Pictures stay out; everything else in the records below is copied exactly.

▸ **MATERIAL**
═══
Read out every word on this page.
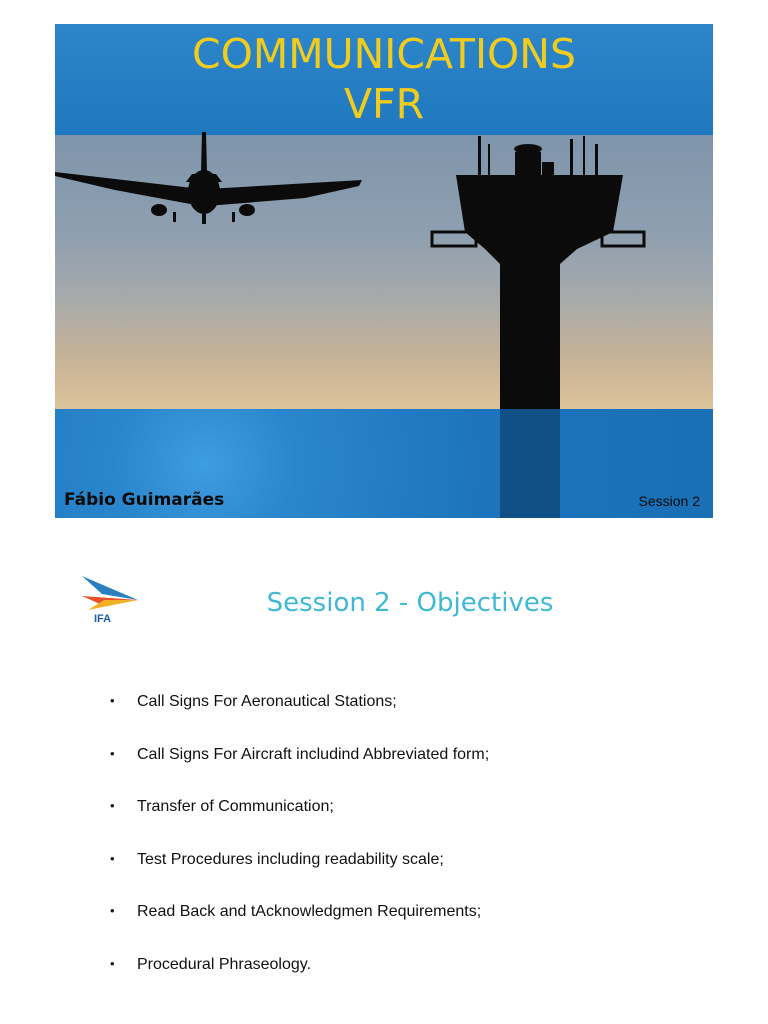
COMMUNICATIONS
VFR
Fábio Guimarães	Session 2
IFA
Session 2 - Objectives
• Call Signs For Aeronautical Stations;
• Call Signs For Aircraft includind Abbreviated form;
• Transfer of Communication;
• Test Procedures including readability scale;
• Read Back and tAcknowledgmen Requirements;
• Procedural Phraseology.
═══
▸ **RESPONSE BELOW**
Read out every word on this page.
COMMUNICATIONS
VFR
Fábio Guimarães	Session 2
IFA
Session 2 - Objectives
• Call Signs For Aeronautical Stations;
• Call Signs For Aircraft includind Abbreviated form;
• Transfer of Communication;
• Test Procedures including readability scale;
• Read Back and tAcknowledgmen Requirements;
• Procedural Phraseology.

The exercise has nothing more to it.